Set exercise - Below are some records; work out how many of their lines contain "League" and give the number only.
BEGIN Raw data
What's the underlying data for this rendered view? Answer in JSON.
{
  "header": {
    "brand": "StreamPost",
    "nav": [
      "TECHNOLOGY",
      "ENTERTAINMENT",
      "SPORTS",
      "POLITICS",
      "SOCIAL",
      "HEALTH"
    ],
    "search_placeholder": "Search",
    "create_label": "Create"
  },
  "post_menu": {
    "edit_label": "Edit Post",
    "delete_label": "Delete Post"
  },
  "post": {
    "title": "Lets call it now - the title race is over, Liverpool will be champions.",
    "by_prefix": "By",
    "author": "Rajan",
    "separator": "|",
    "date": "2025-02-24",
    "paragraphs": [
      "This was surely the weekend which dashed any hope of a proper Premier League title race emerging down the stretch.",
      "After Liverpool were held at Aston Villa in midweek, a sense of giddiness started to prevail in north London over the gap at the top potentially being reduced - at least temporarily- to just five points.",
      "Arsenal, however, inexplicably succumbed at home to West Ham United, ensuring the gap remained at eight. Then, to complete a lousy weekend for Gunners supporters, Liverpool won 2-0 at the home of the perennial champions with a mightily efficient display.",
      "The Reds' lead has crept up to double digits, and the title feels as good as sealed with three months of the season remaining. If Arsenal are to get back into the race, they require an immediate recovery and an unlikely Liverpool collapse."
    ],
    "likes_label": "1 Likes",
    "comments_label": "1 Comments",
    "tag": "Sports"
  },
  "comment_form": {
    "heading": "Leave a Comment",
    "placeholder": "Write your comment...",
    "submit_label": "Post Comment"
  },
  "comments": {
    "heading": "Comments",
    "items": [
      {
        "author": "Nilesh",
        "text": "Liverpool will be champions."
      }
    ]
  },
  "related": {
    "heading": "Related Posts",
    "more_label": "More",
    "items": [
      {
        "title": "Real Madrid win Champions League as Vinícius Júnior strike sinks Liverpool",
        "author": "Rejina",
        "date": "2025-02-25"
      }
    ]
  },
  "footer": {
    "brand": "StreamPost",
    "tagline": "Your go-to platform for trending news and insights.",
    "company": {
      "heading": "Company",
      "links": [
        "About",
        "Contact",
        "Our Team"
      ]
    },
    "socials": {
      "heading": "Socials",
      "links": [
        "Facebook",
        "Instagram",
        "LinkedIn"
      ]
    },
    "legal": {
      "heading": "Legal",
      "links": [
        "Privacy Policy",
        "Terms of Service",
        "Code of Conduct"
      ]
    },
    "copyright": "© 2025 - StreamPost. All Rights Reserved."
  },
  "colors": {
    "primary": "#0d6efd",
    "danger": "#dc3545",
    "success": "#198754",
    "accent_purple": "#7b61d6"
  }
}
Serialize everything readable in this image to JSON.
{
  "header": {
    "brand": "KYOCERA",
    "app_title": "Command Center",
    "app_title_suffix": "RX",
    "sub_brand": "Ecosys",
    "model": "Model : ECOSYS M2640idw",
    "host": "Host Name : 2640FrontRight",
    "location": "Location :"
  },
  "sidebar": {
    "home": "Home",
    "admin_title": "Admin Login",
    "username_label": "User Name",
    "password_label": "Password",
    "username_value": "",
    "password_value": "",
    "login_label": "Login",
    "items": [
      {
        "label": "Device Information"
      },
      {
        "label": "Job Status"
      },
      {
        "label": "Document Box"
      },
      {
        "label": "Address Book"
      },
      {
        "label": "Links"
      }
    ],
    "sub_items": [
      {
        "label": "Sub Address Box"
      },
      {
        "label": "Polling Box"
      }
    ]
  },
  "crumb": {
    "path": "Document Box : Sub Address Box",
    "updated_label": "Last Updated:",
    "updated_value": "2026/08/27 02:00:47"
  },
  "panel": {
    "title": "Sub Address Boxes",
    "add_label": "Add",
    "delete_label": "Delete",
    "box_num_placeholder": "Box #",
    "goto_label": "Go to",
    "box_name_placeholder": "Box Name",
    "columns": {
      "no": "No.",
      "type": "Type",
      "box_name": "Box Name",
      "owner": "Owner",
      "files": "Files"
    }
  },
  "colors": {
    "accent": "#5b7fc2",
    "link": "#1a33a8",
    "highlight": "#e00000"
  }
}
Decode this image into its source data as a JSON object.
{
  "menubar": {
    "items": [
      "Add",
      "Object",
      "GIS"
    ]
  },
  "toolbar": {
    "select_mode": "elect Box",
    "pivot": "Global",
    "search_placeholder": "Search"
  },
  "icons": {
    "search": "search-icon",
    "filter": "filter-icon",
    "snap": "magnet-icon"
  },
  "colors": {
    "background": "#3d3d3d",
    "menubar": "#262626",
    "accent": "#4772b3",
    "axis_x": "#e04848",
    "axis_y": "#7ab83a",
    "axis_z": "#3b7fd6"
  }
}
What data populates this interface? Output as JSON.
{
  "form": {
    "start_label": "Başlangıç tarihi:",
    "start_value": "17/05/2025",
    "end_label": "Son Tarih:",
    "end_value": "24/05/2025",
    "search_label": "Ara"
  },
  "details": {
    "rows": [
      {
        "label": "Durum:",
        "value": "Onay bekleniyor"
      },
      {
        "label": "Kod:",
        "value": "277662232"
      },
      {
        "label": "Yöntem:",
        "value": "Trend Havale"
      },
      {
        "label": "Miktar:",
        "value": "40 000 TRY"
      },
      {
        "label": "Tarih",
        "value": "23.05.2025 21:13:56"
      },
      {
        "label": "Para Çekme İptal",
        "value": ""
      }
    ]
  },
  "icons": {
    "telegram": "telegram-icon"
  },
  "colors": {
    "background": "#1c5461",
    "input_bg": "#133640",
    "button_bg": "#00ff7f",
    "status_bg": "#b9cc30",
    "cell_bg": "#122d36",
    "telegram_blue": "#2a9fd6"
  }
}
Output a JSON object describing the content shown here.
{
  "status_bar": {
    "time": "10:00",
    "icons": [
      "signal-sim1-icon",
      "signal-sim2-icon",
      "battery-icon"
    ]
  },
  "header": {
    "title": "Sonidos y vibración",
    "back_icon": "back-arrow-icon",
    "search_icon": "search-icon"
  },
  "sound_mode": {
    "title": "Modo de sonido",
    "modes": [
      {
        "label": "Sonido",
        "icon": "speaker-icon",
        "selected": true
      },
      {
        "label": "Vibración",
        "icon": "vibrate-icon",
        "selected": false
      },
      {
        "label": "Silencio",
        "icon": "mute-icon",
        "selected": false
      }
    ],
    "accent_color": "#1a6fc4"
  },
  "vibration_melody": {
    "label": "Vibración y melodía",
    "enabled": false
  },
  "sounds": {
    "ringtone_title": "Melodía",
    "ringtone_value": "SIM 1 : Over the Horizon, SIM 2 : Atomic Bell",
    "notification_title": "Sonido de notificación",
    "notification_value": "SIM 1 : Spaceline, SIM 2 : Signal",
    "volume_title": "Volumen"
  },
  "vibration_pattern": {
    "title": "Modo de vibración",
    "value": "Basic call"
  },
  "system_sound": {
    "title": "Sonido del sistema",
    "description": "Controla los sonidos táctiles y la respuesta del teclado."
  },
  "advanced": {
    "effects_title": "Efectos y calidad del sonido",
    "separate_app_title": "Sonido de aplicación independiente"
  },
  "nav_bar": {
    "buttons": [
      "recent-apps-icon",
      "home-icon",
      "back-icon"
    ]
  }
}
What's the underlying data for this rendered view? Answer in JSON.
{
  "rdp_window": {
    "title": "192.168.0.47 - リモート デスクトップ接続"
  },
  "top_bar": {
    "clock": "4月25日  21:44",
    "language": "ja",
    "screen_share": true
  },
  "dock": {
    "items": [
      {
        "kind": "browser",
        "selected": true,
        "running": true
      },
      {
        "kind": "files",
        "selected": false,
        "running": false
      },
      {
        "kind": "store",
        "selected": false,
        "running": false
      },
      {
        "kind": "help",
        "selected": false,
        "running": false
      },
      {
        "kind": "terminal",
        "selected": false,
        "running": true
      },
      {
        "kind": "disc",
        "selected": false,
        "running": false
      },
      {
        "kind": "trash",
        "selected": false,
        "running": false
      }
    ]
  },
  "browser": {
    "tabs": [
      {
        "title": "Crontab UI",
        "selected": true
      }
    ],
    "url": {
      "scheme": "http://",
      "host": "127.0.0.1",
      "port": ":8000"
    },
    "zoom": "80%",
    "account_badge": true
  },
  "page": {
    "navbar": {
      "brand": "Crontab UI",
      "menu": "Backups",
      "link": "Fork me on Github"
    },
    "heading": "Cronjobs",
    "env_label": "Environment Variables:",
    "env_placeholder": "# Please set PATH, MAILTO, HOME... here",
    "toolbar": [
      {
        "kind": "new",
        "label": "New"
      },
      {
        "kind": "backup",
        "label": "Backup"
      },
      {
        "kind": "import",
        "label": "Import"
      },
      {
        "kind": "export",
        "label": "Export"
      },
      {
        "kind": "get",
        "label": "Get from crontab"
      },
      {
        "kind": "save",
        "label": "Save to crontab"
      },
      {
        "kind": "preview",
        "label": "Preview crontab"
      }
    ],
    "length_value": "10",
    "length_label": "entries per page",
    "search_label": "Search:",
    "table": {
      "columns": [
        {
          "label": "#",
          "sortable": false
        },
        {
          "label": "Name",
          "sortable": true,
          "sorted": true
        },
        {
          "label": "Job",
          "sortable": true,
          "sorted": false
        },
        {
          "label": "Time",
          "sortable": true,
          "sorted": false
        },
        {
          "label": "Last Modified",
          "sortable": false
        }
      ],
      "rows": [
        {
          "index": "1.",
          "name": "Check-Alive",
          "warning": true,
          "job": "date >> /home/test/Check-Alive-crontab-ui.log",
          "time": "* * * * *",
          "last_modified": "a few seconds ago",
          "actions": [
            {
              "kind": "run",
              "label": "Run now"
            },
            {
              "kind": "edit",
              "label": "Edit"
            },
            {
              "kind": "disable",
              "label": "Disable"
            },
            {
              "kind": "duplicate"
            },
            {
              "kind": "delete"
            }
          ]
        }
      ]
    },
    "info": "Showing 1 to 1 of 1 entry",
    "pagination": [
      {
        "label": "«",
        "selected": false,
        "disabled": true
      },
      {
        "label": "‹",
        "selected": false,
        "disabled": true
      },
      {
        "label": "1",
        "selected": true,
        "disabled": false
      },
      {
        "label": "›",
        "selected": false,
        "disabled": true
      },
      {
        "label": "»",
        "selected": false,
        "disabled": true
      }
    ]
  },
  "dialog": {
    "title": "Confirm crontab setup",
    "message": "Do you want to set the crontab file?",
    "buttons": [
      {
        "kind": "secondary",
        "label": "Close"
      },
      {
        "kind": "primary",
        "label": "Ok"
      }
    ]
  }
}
END Raw data
Solved problem - 2